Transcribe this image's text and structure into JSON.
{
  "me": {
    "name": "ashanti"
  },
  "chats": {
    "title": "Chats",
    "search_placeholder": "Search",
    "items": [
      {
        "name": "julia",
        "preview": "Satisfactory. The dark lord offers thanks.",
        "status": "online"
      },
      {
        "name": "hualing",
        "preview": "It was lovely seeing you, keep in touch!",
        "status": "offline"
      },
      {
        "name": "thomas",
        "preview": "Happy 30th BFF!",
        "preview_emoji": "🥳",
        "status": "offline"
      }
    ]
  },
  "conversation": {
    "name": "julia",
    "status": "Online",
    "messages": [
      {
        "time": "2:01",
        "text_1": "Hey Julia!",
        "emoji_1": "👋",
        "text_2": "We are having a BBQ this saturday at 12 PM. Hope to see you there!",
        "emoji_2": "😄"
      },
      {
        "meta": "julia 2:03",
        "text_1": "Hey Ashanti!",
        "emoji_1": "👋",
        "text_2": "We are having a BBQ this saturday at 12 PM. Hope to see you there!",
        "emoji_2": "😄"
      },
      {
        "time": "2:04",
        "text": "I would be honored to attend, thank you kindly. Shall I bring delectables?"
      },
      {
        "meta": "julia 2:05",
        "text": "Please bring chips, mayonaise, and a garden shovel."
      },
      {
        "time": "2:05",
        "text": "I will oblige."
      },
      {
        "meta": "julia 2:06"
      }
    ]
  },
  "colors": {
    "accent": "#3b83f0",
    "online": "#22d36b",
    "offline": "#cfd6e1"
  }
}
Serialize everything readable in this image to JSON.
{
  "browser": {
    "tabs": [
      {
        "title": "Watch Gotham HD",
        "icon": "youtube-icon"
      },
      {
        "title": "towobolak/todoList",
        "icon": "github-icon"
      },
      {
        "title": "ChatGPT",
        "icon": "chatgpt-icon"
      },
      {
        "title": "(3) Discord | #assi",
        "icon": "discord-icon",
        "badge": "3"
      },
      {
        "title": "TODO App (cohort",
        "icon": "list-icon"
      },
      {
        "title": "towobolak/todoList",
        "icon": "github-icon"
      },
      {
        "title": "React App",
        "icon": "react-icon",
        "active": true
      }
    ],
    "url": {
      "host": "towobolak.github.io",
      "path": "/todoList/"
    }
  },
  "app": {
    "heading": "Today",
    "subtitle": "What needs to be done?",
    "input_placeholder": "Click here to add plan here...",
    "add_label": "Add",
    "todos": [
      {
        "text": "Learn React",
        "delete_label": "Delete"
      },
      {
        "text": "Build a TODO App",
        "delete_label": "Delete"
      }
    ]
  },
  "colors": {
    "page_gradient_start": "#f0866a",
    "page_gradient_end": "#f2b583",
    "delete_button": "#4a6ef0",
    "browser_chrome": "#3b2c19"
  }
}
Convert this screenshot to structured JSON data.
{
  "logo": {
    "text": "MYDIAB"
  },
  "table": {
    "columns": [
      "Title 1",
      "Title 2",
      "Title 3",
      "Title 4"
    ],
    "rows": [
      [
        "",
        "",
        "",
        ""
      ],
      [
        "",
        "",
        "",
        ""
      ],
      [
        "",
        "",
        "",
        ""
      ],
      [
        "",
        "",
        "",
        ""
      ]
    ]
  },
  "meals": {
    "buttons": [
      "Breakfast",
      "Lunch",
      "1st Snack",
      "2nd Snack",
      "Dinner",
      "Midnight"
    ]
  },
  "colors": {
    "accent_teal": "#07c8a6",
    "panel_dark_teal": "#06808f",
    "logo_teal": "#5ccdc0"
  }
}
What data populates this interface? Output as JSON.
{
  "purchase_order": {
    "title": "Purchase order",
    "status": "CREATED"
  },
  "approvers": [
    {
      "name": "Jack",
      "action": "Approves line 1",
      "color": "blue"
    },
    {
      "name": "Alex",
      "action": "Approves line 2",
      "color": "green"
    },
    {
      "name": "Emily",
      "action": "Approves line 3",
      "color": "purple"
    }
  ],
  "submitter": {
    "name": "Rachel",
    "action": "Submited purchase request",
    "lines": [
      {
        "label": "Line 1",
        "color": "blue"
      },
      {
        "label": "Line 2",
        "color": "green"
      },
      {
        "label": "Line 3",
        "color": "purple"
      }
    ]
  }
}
========================================================================
◆ **WHAT YOU WILL DO**: For each line in the data above that contains the string "JSON", extract the line.

◆ **RESULT BELOW**:
Transcribe this image's text and structure into JSON.
Serialize everything readable in this image to JSON.
Convert this screenshot to structured JSON data.
What data populates this interface? Output as JSON.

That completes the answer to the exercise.